**Çıkarılan Metin**
_ _ _ _

- 784 Okunma
- 2 Yorum
- 0 Beğeni
Okumasam da sana aşığım edebiyat!
Bir milletin, yabancı eserleri kendi diline çevirmesi, onun en önemli kültür adımıdır.
Eski tarihli gazetelerden yapılan kesekağıtlarını büyük heyecanla mutfak tezgahına boşaltıp itinayla açıp okumaktan tutun da takvim yapraklarını evire çevire okumaya değin okuma sevgisiyle doluydu çocuk kalbim.
Ancak okumaya karşı olana bu ilgim beni ne bir kitap kurdu ne de iyi bir okur yapmaya yetmedi.
Şu var ki sınırlı sayıda okuduğum her ne olursa olsun öncelikle yazarını doğumundan ölümüne tabi hayatta değilse bütün yaşantısını inceler üstünde düşünür kitabı dakikalarca irdeler sonra okuma faslına geçerdim. Cümlelerin üstünde uzun uzun düşünür ve yazarın o anki ruh haline bürünürdüm. Bitirdikten sonra bile etkisinden kurtulamazdım günlerce.
Öyle ki kitabın herhangi bir sayfa numarası söylediğinde birçok sayfanın cümlelerini rahatlıkla
kitap elimdeymiş gibi tekrarlardım.

_ _ _ _

**Malzeme**

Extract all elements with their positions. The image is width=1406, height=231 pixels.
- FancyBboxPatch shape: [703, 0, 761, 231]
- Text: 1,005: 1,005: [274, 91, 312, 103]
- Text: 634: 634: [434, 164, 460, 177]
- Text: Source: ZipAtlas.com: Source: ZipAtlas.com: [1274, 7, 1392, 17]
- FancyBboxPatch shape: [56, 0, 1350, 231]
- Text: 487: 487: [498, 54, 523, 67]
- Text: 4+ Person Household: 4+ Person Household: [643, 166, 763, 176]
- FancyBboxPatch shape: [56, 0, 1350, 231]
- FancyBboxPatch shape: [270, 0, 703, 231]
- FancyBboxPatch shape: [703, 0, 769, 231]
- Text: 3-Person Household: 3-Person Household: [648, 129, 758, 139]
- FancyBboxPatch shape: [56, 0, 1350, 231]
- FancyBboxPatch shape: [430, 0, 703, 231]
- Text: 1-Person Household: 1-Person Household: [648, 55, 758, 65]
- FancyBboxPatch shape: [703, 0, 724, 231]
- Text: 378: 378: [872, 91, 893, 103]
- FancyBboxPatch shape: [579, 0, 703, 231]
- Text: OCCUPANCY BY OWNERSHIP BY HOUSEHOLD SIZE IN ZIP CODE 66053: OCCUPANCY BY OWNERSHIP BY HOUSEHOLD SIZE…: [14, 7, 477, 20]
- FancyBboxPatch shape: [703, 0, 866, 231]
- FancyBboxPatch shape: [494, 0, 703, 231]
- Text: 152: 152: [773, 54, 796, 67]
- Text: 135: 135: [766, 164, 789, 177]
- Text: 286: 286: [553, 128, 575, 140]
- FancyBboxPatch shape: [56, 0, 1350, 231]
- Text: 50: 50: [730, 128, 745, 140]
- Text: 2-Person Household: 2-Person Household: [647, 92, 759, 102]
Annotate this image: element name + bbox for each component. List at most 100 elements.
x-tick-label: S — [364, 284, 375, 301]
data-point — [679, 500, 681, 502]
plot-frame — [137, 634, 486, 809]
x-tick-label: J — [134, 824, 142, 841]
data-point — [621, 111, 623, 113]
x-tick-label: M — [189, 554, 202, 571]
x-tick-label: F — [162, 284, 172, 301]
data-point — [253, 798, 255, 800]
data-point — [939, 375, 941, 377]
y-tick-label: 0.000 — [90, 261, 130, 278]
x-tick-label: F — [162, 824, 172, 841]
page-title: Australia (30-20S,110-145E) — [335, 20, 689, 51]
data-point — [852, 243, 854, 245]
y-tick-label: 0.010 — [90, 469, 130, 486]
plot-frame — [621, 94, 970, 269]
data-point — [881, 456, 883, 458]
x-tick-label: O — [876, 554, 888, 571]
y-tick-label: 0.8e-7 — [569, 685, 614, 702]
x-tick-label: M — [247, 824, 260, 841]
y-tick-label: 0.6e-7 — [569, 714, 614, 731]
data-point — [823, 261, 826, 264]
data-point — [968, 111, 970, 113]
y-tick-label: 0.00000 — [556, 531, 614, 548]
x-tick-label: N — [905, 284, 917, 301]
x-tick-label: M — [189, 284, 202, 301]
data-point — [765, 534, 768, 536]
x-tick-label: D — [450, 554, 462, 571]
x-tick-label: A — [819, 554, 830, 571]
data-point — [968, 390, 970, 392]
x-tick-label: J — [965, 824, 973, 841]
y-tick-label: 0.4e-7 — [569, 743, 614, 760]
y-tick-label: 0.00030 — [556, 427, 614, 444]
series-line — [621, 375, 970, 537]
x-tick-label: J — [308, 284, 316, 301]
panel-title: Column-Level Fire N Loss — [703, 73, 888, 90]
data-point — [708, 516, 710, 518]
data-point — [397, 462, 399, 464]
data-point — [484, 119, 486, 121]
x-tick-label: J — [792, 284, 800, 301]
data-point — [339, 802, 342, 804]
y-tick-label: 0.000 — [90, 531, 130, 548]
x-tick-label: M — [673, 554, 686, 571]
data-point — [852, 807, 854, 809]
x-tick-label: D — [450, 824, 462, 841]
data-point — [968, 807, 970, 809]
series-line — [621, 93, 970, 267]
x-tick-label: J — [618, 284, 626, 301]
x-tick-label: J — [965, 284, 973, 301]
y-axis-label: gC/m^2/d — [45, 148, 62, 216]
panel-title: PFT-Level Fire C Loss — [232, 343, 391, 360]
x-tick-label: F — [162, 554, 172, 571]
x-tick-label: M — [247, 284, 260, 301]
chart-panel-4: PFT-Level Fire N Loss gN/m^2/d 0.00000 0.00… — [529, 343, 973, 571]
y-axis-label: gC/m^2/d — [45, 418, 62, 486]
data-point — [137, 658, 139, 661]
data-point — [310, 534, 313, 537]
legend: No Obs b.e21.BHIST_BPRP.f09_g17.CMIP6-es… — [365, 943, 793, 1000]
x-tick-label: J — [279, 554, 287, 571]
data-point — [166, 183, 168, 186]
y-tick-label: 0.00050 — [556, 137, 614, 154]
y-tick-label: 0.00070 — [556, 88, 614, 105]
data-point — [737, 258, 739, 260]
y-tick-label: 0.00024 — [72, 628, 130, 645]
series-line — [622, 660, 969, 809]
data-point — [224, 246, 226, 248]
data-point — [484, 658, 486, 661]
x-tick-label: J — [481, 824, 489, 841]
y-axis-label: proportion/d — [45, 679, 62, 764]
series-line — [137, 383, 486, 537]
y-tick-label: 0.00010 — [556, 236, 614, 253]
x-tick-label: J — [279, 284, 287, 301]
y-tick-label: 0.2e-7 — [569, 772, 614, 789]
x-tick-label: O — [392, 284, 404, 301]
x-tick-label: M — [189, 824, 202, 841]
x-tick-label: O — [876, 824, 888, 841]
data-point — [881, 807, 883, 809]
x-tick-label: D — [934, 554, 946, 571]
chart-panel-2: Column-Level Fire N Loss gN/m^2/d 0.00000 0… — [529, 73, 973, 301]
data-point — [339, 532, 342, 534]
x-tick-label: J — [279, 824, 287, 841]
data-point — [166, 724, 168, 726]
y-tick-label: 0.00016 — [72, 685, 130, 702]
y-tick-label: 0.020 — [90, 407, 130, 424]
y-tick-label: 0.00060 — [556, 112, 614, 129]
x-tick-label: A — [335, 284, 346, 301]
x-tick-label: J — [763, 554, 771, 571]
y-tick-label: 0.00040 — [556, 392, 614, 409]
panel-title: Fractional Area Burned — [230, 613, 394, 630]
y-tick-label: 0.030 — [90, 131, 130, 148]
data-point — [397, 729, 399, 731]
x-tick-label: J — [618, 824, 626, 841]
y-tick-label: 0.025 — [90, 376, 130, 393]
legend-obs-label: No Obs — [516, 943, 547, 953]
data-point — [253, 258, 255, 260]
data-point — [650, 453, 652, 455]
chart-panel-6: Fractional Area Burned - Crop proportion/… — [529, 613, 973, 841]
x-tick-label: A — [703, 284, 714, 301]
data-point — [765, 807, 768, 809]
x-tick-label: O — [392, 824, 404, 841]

_ _ _ _

**Alıştırma Yönergesi**
Okuma sevgisini anlatan yazıda "Bir milletin, yabancı" ifadesinden "elimdeymiş gibi tekrarlardım." ifadesine kadar olan her şeyi, "çocuk kalbim" yerine "küçük kalbim" koyarak düzenleyip yeniden yazar mısın?

**Alıştırmanın Çözümü**
Bir milletin, yabancı eserleri kendi diline çevirmesi, onun en önemli kültür adımıdır.
Eski tarihli gazetelerden yapılan kesekağıtlarını büyük heyecanla mutfak tezgahına boşaltıp itinayla açıp okumaktan tutun da takvim yapraklarını evire çevire okumaya değin okuma sevgisiyle doluydu küçük kalbim.
Ancak okumaya karşı olana bu ilgim beni ne bir kitap kurdu ne de iyi bir okur yapmaya yetmedi.
Şu var ki sınırlı sayıda okuduğum her ne olursa olsun öncelikle yazarını doğumundan ölümüne tabi hayatta değilse bütün yaşantısını inceler üstünde düşünür kitabı dakikalarca irdeler sonra okuma faslına geçerdim. Cümlelerin üstünde uzun uzun düşünür ve yazarın o anki ruh haline bürünürdüm. Bitirdikten sonra bile etkisinden kurtulamazdım günlerce.
Öyle ki kitabın herhangi bir sayfa numarası söylediğinde birçok sayfanın cümlelerini rahatlıkla
kitap elimdeymiş gibi tekrarlardım.